## Supplied passage
The table provides concrete p-values to maximize F1 for any given perturbation.

Visualizing F1 Across Thresholds

The plots below show F1 score sensitivity to threshold choice. The x-axis displays -log10(p-value), so smaller (more significant) p-values appear on the right. Black circles mark optimal F1 values from the table above.

# F1 Score for different perturbations and methods at the best threshold
fig, axes = plt.subplots(1, 4, figsize=(16, 4), sharey=True, gridspec_kw={"wspace": 0.05})
# Run the loop for each perturbation
for i, pert in enumerate(data_order):
    cur_data = results_data[results_data["perturbation"] == pert]
    cur_data["-log10(threshold)"] = -np.log10(cur_data["threshold"])
    sns.lineplot(
        data=cur_data,
        x="-log10(threshold)",
        y="F1",
        hue="method",
        style="method",
        palette=method_palette,
        ax=axes[i],
        markers=method_markers,
        dashes=False,
        markersize=7.5,
        markeredgewidth=0.5,
        markeredgecolor="gray",
        legend=False,
        rasterized=True,
        estimator=None,
    )

    # Add The highest F1 values as legend like text 
    for j, method in enumerate(best_thresholds[best_thresholds["perturbation"] == pert]["method"]):
        f1 = best_thresholds[(best_thresholds["perturbation"] == pert) & (best_thresholds["method"] == method)]["F1"].values[0]
        
        # Add a large no-facecolor marker to the p-value that gives the highest F1 score for each method
        pthr_data = cur_data[
            (cur_data["method"] == method) & 
            (cur_data["threshold"] == best_thresholds[
                (best_thresholds["perturbation"] == pert) & 
                (best_thresholds["method"] == method)
            ]["threshold"].values[0])
        ]
        axes[i].scatter(
            -np.log10(pthr_data["threshold"]),
            pthr_data["F1"],
            color=color,
            s=125,
            edgecolor="black",
            linewidth=1.25,
            marker="o",
            facecolors="none",
        )

(Labeled box lines)
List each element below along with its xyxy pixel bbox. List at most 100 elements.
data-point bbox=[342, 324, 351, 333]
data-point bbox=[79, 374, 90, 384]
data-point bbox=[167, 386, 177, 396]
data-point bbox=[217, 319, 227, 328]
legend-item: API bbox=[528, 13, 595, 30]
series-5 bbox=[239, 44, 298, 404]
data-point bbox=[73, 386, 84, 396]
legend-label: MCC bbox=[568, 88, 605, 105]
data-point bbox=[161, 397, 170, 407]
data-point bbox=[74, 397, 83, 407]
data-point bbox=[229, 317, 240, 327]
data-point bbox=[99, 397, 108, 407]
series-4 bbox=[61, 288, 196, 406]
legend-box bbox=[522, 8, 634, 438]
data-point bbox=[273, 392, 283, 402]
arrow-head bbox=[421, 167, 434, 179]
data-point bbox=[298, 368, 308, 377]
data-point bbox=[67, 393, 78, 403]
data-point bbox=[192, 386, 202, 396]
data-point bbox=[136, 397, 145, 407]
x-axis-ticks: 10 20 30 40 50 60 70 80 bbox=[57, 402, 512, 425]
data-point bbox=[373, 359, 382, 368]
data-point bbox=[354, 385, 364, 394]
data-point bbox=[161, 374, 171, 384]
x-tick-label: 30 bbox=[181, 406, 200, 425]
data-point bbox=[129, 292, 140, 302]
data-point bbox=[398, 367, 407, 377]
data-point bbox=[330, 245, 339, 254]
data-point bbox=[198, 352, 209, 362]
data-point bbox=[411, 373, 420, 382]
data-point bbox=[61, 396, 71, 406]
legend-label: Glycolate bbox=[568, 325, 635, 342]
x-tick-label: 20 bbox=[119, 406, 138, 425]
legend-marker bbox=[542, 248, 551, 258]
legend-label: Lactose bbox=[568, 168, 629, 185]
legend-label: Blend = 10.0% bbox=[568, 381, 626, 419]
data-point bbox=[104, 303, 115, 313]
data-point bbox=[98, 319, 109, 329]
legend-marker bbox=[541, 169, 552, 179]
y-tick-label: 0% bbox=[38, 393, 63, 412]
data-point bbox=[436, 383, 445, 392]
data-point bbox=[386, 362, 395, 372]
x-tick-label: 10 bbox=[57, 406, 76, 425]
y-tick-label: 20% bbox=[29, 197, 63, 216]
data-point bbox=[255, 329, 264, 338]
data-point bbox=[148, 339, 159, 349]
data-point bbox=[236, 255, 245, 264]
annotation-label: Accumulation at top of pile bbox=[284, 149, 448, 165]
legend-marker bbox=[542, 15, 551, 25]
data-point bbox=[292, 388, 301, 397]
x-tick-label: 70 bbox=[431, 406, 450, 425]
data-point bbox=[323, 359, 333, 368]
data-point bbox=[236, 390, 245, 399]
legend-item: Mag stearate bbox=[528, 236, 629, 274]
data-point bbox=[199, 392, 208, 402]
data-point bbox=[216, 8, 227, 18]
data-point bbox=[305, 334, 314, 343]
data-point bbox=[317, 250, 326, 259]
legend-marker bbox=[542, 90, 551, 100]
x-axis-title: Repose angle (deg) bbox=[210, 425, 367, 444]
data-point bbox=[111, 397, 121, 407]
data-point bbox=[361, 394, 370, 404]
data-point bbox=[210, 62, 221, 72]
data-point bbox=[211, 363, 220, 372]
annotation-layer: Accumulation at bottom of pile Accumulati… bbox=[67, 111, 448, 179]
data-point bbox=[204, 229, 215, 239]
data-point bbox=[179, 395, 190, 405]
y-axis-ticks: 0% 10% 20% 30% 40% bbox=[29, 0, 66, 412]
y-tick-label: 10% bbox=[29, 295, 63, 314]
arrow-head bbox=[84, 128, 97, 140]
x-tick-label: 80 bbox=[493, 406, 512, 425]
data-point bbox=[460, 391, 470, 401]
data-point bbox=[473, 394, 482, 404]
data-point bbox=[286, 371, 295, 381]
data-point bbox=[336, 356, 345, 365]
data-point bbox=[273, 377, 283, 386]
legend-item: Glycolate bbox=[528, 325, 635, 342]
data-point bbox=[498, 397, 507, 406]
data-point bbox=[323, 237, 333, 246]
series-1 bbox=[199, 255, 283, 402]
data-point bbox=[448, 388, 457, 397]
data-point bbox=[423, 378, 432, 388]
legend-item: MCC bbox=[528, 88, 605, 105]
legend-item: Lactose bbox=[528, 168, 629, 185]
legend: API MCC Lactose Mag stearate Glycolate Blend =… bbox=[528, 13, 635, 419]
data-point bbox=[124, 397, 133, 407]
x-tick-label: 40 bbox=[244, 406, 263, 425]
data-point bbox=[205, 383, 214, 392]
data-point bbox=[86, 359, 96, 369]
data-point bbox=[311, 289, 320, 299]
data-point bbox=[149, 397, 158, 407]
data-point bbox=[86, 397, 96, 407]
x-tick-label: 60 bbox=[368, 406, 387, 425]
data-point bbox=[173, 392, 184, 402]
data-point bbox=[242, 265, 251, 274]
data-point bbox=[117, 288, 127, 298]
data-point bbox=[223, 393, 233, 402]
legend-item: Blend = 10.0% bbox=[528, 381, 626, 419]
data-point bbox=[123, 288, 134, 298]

## Work to do
1 - Please rewrite the F1 threshold passage starting with "The table provides" and going on through "the table above.", putting "grid" in place of "table".
2 - Say whether each statement agrees with the F1 threshold passage, answering yes or no and quoting the deciding words: (a) The x-axis shows -log10 of the p-value. (b) Smaller p-values appear on the left of the plots. (c) The figure has four subplots that share the y-axis.

## Completed exercise
1 -
The grid provides concrete p-values to maximize F1 for any given perturbation.

Visualizing F1 Across Thresholds

The plots below show F1 score sensitivity to threshold choice. The x-axis displays -log10(p-value), so smaller (more significant) p-values appear on the right. Black circles mark optimal F1 values from the grid above.

2 -
(a) Yes: "The x-axis displays -log10(p-value)"
(b) No: "so smaller (more significant) p-values appear on the right"
(c) Yes: "plt.subplots(1, 4, figsize=(16, 4), sharey=True"